_Job_. From the listing below, extract every line containing "Points".

_Information supplied_.
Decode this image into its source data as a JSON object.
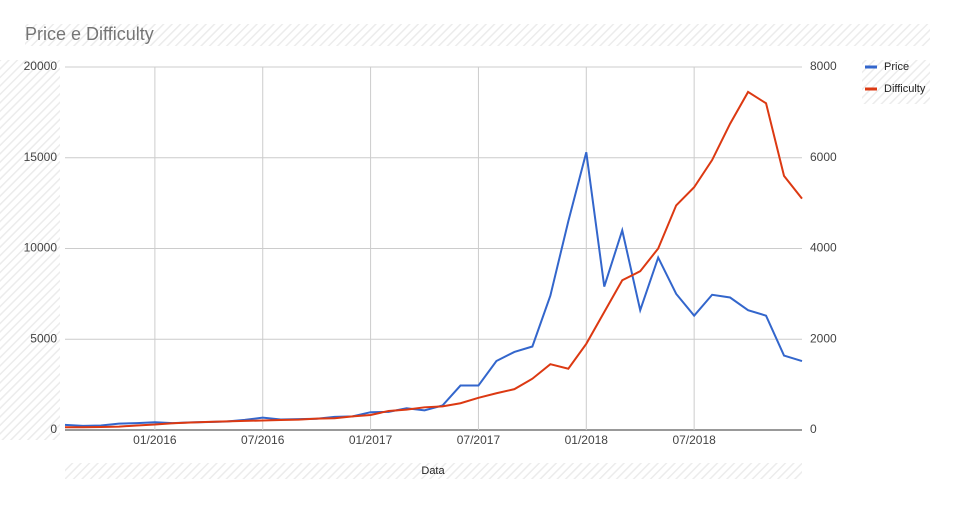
{
  "chart_data": {
    "type": "line",
    "title": "Price e Difficulty",
    "x_label": "Data",
    "x": [
      "08/2015",
      "09/2015",
      "10/2015",
      "11/2015",
      "12/2015",
      "01/2016",
      "02/2016",
      "03/2016",
      "04/2016",
      "05/2016",
      "06/2016",
      "07/2016",
      "08/2016",
      "09/2016",
      "10/2016",
      "11/2016",
      "12/2016",
      "01/2017",
      "02/2017",
      "03/2017",
      "04/2017",
      "05/2017",
      "06/2017",
      "07/2017",
      "08/2017",
      "09/2017",
      "10/2017",
      "11/2017",
      "12/2017",
      "01/2018",
      "02/2018",
      "03/2018",
      "04/2018",
      "05/2018",
      "06/2018",
      "07/2018",
      "08/2018",
      "09/2018",
      "10/2018",
      "11/2018",
      "12/2018",
      "01/2019"
    ],
    "xlim": [
      "08/2015",
      "01/2019"
    ],
    "xticks": [
      "01/2016",
      "07/2016",
      "01/2017",
      "07/2017",
      "01/2018",
      "07/2018"
    ],
    "ylim": [
      0,
      20000
    ],
    "yticks": [
      0,
      5000,
      10000,
      15000,
      20000
    ],
    "y2lim": [
      0,
      8000
    ],
    "y2ticks": [
      0,
      2000,
      4000,
      6000,
      8000
    ],
    "grid": true,
    "legend": "right",
    "series": [
      {
        "name": "Price",
        "color": "#3366cc",
        "values": [
          280,
          230,
          250,
          350,
          380,
          430,
          380,
          420,
          440,
          470,
          560,
          680,
          580,
          600,
          620,
          720,
          750,
          980,
          1000,
          1200,
          1080,
          1350,
          2450,
          2450,
          3800,
          4300,
          4600,
          7400,
          11500,
          15300,
          7900,
          11000,
          6600,
          9500,
          7500,
          6300,
          7450,
          7300,
          6600,
          6300,
          4100,
          3800
        ]
      },
      {
        "name": "Difficulty",
        "color": "#dc3912",
        "axis": "y2",
        "values": [
          60,
          60,
          65,
          75,
          100,
          120,
          150,
          165,
          180,
          190,
          200,
          210,
          220,
          230,
          250,
          260,
          300,
          330,
          420,
          450,
          500,
          520,
          590,
          710,
          810,
          900,
          1130,
          1450,
          1350,
          1900,
          2600,
          3300,
          3500,
          4000,
          4950,
          5350,
          5950,
          6750,
          7450,
          7200,
          5600,
          5100
        ]
      }
    ]
  }
}
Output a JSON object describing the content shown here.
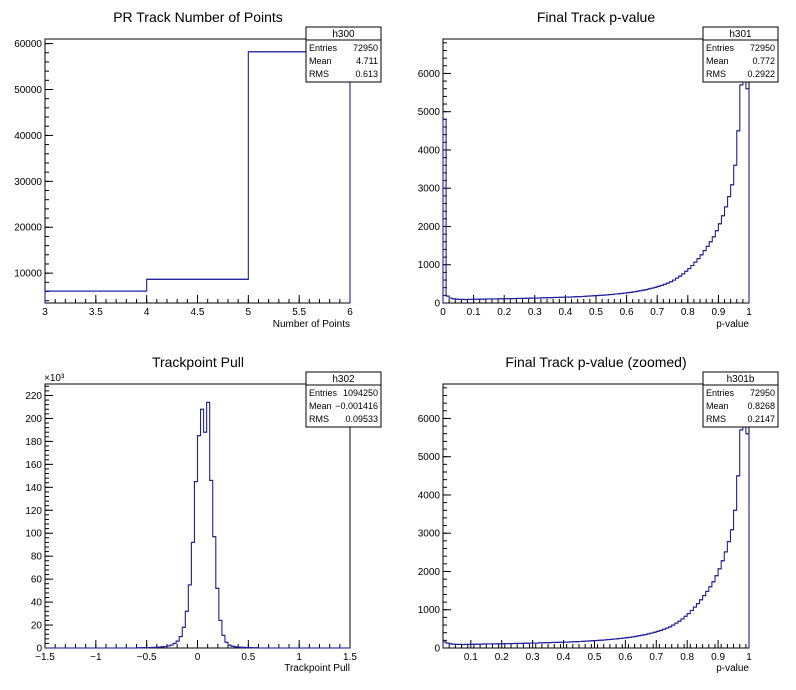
{
  "chart_data": [
    {
      "type": "histogram",
      "title": "PR Track Number of Points",
      "xlabel": "Number of Points",
      "ylabel": "",
      "xlim": [
        3,
        6
      ],
      "ylim": [
        3500,
        61000
      ],
      "xticks": [
        "3",
        "3.5",
        "4",
        "4.5",
        "5",
        "5.5",
        "6"
      ],
      "yticks": [
        "10000",
        "20000",
        "30000",
        "40000",
        "50000",
        "60000"
      ],
      "bins": [
        [
          3,
          4
        ],
        [
          4,
          5
        ],
        [
          5,
          6
        ]
      ],
      "values": [
        6100,
        8650,
        58200
      ],
      "stats": {
        "name": "h300",
        "entries_label": "Entries",
        "entries": "72950",
        "mean_label": "Mean",
        "mean": "4.711",
        "rms_label": "RMS",
        "rms": "0.613"
      }
    },
    {
      "type": "histogram",
      "title": "Final Track p-value",
      "xlabel": "p-value",
      "ylabel": "",
      "xlim": [
        0,
        1
      ],
      "ylim": [
        0,
        6900
      ],
      "xticks": [
        "0",
        "0.1",
        "0.2",
        "0.3",
        "0.4",
        "0.5",
        "0.6",
        "0.7",
        "0.8",
        "0.9",
        "1"
      ],
      "yticks": [
        "0",
        "1000",
        "2000",
        "3000",
        "4000",
        "5000",
        "6000"
      ],
      "nbins": 100,
      "values": [
        4800,
        180,
        130,
        110,
        100,
        95,
        95,
        90,
        95,
        95,
        100,
        100,
        100,
        100,
        105,
        105,
        105,
        105,
        110,
        110,
        110,
        115,
        115,
        115,
        120,
        120,
        120,
        125,
        125,
        130,
        130,
        130,
        135,
        135,
        140,
        140,
        145,
        145,
        150,
        150,
        155,
        155,
        160,
        165,
        165,
        170,
        175,
        180,
        185,
        190,
        195,
        200,
        205,
        210,
        220,
        225,
        235,
        240,
        250,
        260,
        270,
        280,
        290,
        305,
        320,
        335,
        350,
        370,
        390,
        410,
        435,
        460,
        490,
        520,
        555,
        600,
        650,
        700,
        760,
        830,
        900,
        980,
        1070,
        1160,
        1260,
        1370,
        1480,
        1600,
        1730,
        1890,
        2070,
        2280,
        2510,
        2780,
        3090,
        3600,
        4500,
        5700,
        6800,
        5600
      ],
      "stats": {
        "name": "h301",
        "entries_label": "Entries",
        "entries": "72950",
        "mean_label": "Mean",
        "mean": "0.772",
        "rms_label": "RMS",
        "rms": "0.2922"
      }
    },
    {
      "type": "histogram",
      "title": "Trackpoint Pull",
      "xlabel": "Trackpoint Pull",
      "ylabel": "",
      "y_multiplier": "×10³",
      "xlim": [
        -1.5,
        1.5
      ],
      "ylim": [
        0,
        230
      ],
      "xticks": [
        "−1.5",
        "−1",
        "−0.5",
        "0",
        "0.5",
        "1",
        "1.5"
      ],
      "yticks": [
        "0",
        "20",
        "40",
        "60",
        "80",
        "100",
        "120",
        "140",
        "160",
        "180",
        "200",
        "220"
      ],
      "nbins": 100,
      "values": [
        0,
        0,
        0,
        0,
        0,
        0,
        0,
        0,
        0,
        0,
        0,
        0,
        0,
        0,
        0,
        0,
        0,
        0,
        0,
        0,
        0,
        0,
        0,
        0,
        0,
        0,
        0,
        0,
        0,
        0,
        0.2,
        0.2,
        0.3,
        0.3,
        0.4,
        0.5,
        0.6,
        0.8,
        1.0,
        1.3,
        1.8,
        2.6,
        4,
        6,
        10,
        18,
        32,
        55,
        92,
        145,
        185,
        208,
        188,
        214,
        146,
        97,
        52,
        24,
        11,
        5,
        2.5,
        1.5,
        1.0,
        0.8,
        0.6,
        0.5,
        0.4,
        0.3,
        0.2,
        0.2,
        0,
        0,
        0,
        0,
        0,
        0,
        0,
        0,
        0,
        0,
        0,
        0,
        0,
        0,
        0,
        0,
        0,
        0,
        0,
        0,
        0,
        0,
        0,
        0,
        0,
        0,
        0,
        0,
        0,
        0
      ],
      "stats": {
        "name": "h302",
        "entries_label": "Entries",
        "entries": "1094250",
        "mean_label": "Mean",
        "mean": "−0.001416",
        "rms_label": "RMS",
        "rms": "0.09533"
      }
    },
    {
      "type": "histogram",
      "title": "Final Track p-value (zoomed)",
      "xlabel": "p-value",
      "ylabel": "",
      "xlim": [
        0.01,
        1
      ],
      "ylim": [
        0,
        6900
      ],
      "xticks": [
        "0.1",
        "0.2",
        "0.3",
        "0.4",
        "0.5",
        "0.6",
        "0.7",
        "0.8",
        "0.9",
        "1"
      ],
      "yticks": [
        "0",
        "1000",
        "2000",
        "3000",
        "4000",
        "5000",
        "6000"
      ],
      "nbins": 99,
      "values": [
        160,
        130,
        110,
        100,
        95,
        95,
        90,
        95,
        95,
        100,
        100,
        100,
        100,
        105,
        105,
        105,
        105,
        110,
        110,
        110,
        115,
        115,
        115,
        120,
        120,
        120,
        125,
        125,
        130,
        130,
        130,
        135,
        135,
        140,
        140,
        145,
        145,
        150,
        150,
        155,
        155,
        160,
        165,
        165,
        170,
        175,
        180,
        185,
        190,
        195,
        200,
        205,
        210,
        220,
        225,
        235,
        240,
        250,
        260,
        270,
        280,
        290,
        305,
        320,
        335,
        350,
        370,
        390,
        410,
        435,
        460,
        490,
        520,
        555,
        600,
        650,
        700,
        760,
        830,
        900,
        980,
        1070,
        1160,
        1260,
        1370,
        1480,
        1600,
        1730,
        1890,
        2070,
        2280,
        2510,
        2780,
        3090,
        3600,
        4500,
        5700,
        6800,
        5600
      ],
      "stats": {
        "name": "h301b",
        "entries_label": "Entries",
        "entries": "72950",
        "mean_label": "Mean",
        "mean": "0.8268",
        "rms_label": "RMS",
        "rms": "0.2147"
      }
    }
  ],
  "colors": {
    "line": "#1f1f9f",
    "axis": "#000000",
    "background": "#ffffff"
  }
}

_Complete response_.
      "title": "PR Track Number of Points",
      "xlabel": "Number of Points",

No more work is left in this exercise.